**** DATA PROVIDED
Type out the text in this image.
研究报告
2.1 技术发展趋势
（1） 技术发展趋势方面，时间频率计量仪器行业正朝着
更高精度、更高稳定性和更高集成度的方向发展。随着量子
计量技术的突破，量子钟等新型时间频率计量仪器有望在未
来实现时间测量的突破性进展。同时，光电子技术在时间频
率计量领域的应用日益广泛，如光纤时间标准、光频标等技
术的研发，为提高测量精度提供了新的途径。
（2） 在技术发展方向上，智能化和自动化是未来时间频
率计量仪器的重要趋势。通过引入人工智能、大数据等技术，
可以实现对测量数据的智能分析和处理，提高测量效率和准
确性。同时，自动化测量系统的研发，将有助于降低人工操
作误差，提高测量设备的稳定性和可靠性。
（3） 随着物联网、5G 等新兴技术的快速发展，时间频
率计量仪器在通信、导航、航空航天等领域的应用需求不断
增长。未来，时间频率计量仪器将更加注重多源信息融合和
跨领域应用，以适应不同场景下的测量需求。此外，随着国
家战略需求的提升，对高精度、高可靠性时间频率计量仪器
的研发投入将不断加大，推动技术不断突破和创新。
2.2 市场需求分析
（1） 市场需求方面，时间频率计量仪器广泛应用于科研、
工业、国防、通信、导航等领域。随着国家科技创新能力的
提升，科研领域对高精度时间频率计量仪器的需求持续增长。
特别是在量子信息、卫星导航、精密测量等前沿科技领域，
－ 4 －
********
WORK TO BE COMPLETED = Repeat every line of the records above exactly.

TASK OUTPUT =
Type out the text in this image.
研究报告
2.1 技术发展趋势
（1） 技术发展趋势方面，时间频率计量仪器行业正朝着
更高精度、更高稳定性和更高集成度的方向发展。随着量子
计量技术的突破，量子钟等新型时间频率计量仪器有望在未
来实现时间测量的突破性进展。同时，光电子技术在时间频
率计量领域的应用日益广泛，如光纤时间标准、光频标等技
术的研发，为提高测量精度提供了新的途径。
（2） 在技术发展方向上，智能化和自动化是未来时间频
率计量仪器的重要趋势。通过引入人工智能、大数据等技术，
可以实现对测量数据的智能分析和处理，提高测量效率和准
确性。同时，自动化测量系统的研发，将有助于降低人工操
作误差，提高测量设备的稳定性和可靠性。
（3） 随着物联网、5G 等新兴技术的快速发展，时间频
率计量仪器在通信、导航、航空航天等领域的应用需求不断
增长。未来，时间频率计量仪器将更加注重多源信息融合和
跨领域应用，以适应不同场景下的测量需求。此外，随着国
家战略需求的提升，对高精度、高可靠性时间频率计量仪器
的研发投入将不断加大，推动技术不断突破和创新。
2.2 市场需求分析
（1） 市场需求方面，时间频率计量仪器广泛应用于科研、
工业、国防、通信、导航等领域。随着国家科技创新能力的
提升，科研领域对高精度时间频率计量仪器的需求持续增长。
特别是在量子信息、卫星导航、精密测量等前沿科技领域，
－ 4 －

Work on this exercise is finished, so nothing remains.